= TASK TO CARRY OUT =
Reproduce the records below exactly as they appear.

= RECORDS TO USE =
.....
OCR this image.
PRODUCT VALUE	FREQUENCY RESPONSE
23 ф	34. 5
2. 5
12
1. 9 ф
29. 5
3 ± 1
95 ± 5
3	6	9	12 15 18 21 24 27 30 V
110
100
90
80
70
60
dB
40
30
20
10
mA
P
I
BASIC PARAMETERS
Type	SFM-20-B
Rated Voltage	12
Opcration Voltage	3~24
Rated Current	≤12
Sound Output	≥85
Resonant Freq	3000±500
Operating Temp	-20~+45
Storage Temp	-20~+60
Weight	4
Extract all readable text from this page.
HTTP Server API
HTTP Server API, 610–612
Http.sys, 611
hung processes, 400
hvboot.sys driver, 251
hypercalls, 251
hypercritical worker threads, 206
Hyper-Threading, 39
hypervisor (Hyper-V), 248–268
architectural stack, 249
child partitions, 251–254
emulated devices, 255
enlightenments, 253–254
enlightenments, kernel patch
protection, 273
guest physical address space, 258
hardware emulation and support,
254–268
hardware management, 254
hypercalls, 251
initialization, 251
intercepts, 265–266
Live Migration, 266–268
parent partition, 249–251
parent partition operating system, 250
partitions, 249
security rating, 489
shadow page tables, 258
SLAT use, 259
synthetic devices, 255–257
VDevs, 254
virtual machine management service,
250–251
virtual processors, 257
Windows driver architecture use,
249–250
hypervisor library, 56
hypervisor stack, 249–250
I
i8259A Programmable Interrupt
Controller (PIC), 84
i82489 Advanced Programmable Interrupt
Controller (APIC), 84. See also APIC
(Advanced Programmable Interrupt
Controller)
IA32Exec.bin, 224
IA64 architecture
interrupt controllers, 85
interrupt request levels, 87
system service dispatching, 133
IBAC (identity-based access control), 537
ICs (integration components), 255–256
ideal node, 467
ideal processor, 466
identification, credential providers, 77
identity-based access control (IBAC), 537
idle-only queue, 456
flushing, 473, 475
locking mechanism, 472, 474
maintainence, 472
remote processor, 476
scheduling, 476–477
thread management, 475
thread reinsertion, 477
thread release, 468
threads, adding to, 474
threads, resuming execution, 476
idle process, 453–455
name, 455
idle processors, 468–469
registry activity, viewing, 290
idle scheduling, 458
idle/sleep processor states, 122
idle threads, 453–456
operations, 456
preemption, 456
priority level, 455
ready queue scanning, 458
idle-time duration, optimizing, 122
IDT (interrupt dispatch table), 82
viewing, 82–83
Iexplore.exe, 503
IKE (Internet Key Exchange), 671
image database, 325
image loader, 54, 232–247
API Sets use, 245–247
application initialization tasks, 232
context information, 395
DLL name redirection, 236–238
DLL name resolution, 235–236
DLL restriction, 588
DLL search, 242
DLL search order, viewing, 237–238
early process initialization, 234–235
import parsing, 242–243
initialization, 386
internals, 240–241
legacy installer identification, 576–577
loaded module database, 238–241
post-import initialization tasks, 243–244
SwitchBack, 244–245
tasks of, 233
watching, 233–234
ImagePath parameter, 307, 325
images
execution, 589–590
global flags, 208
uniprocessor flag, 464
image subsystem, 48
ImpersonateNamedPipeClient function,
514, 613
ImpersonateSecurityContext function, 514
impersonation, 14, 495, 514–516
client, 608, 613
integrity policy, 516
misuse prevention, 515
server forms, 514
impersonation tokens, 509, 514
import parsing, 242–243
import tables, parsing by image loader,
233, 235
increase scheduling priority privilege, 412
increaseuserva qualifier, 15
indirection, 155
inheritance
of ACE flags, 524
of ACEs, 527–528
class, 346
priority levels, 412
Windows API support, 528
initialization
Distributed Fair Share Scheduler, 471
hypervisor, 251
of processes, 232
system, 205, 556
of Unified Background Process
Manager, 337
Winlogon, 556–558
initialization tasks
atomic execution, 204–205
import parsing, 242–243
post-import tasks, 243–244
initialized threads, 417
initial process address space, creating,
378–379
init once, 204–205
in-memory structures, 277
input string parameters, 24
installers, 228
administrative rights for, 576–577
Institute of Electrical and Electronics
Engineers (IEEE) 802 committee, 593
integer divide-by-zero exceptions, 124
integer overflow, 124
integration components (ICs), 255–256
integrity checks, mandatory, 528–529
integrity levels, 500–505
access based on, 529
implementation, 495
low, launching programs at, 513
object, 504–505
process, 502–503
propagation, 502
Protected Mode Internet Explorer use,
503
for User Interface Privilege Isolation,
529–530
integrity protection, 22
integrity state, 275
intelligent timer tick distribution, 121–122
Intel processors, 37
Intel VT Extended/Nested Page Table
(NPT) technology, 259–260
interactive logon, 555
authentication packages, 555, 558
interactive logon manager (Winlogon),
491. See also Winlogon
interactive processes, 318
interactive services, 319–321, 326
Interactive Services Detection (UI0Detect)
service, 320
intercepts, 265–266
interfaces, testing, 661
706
.....
= COMPLETED TASK =
OCR this image.
PRODUCT VALUE	FREQUENCY RESPONSE
23 ф	34. 5
2. 5
12
1. 9 ф
29. 5
3 ± 1
95 ± 5
3	6	9	12 15 18 21 24 27 30 V
110
100
90
80
70
60
dB
40
30
20
10
mA
P
I
BASIC PARAMETERS
Type	SFM-20-B
Rated Voltage	12
Opcration Voltage	3~24
Rated Current	≤12
Sound Output	≥85
Resonant Freq	3000±500
Operating Temp	-20~+45
Storage Temp	-20~+60
Weight	4
Extract all readable text from this page.
HTTP Server API
HTTP Server API, 610–612
Http.sys, 611
hung processes, 400
hvboot.sys driver, 251
hypercalls, 251
hypercritical worker threads, 206
Hyper-Threading, 39
hypervisor (Hyper-V), 248–268
architectural stack, 249
child partitions, 251–254
emulated devices, 255
enlightenments, 253–254
enlightenments, kernel patch
protection, 273
guest physical address space, 258
hardware emulation and support,
254–268
hardware management, 254
hypercalls, 251
initialization, 251
intercepts, 265–266
Live Migration, 266–268
parent partition, 249–251
parent partition operating system, 250
partitions, 249
security rating, 489
shadow page tables, 258
SLAT use, 259
synthetic devices, 255–257
VDevs, 254
virtual machine management service,
250–251
virtual processors, 257
Windows driver architecture use,
249–250
hypervisor library, 56
hypervisor stack, 249–250
I
i8259A Programmable Interrupt
Controller (PIC), 84
i82489 Advanced Programmable Interrupt
Controller (APIC), 84. See also APIC
(Advanced Programmable Interrupt
Controller)
IA32Exec.bin, 224
IA64 architecture
interrupt controllers, 85
interrupt request levels, 87
system service dispatching, 133
IBAC (identity-based access control), 537
ICs (integration components), 255–256
ideal node, 467
ideal processor, 466
identification, credential providers, 77
identity-based access control (IBAC), 537
idle-only queue, 456
flushing, 473, 475
locking mechanism, 472, 474
maintainence, 472
remote processor, 476
scheduling, 476–477
thread management, 475
thread reinsertion, 477
thread release, 468
threads, adding to, 474
threads, resuming execution, 476
idle process, 453–455
name, 455
idle processors, 468–469
registry activity, viewing, 290
idle scheduling, 458
idle/sleep processor states, 122
idle threads, 453–456
operations, 456
preemption, 456
priority level, 455
ready queue scanning, 458
idle-time duration, optimizing, 122
IDT (interrupt dispatch table), 82
viewing, 82–83
Iexplore.exe, 503
IKE (Internet Key Exchange), 671
image database, 325
image loader, 54, 232–247
API Sets use, 245–247
application initialization tasks, 232
context information, 395
DLL name redirection, 236–238
DLL name resolution, 235–236
DLL restriction, 588
DLL search, 242
DLL search order, viewing, 237–238
early process initialization, 234–235
import parsing, 242–243
initialization, 386
internals, 240–241
legacy installer identification, 576–577
loaded module database, 238–241
post-import initialization tasks, 243–244
SwitchBack, 244–245
tasks of, 233
watching, 233–234
ImagePath parameter, 307, 325
images
execution, 589–590
global flags, 208
uniprocessor flag, 464
image subsystem, 48
ImpersonateNamedPipeClient function,
514, 613
ImpersonateSecurityContext function, 514
impersonation, 14, 495, 514–516
client, 608, 613
integrity policy, 516
misuse prevention, 515
server forms, 514
impersonation tokens, 509, 514
import parsing, 242–243
import tables, parsing by image loader,
233, 235
increase scheduling priority privilege, 412
increaseuserva qualifier, 15
indirection, 155
inheritance
of ACE flags, 524
of ACEs, 527–528
class, 346
priority levels, 412
Windows API support, 528
initialization
Distributed Fair Share Scheduler, 471
hypervisor, 251
of processes, 232
system, 205, 556
of Unified Background Process
Manager, 337
Winlogon, 556–558
initialization tasks
atomic execution, 204–205
import parsing, 242–243
post-import tasks, 243–244
initialized threads, 417
initial process address space, creating,
378–379
init once, 204–205
in-memory structures, 277
input string parameters, 24
installers, 228
administrative rights for, 576–577
Institute of Electrical and Electronics
Engineers (IEEE) 802 committee, 593
integer divide-by-zero exceptions, 124
integer overflow, 124
integration components (ICs), 255–256
integrity checks, mandatory, 528–529
integrity levels, 500–505
access based on, 529
implementation, 495
low, launching programs at, 513
object, 504–505
process, 502–503
propagation, 502
Protected Mode Internet Explorer use,
503
for User Interface Privilege Isolation,
529–530
integrity protection, 22
integrity state, 275
intelligent timer tick distribution, 121–122
Intel processors, 37
Intel VT Extended/Nested Page Table
(NPT) technology, 259–260
interactive logon, 555
authentication packages, 555, 558
interactive logon manager (Winlogon),
491. See also Winlogon
interactive processes, 318
interactive services, 319–321, 326
Interactive Services Detection (UI0Detect)
service, 320
intercepts, 265–266
interfaces, testing, 661
706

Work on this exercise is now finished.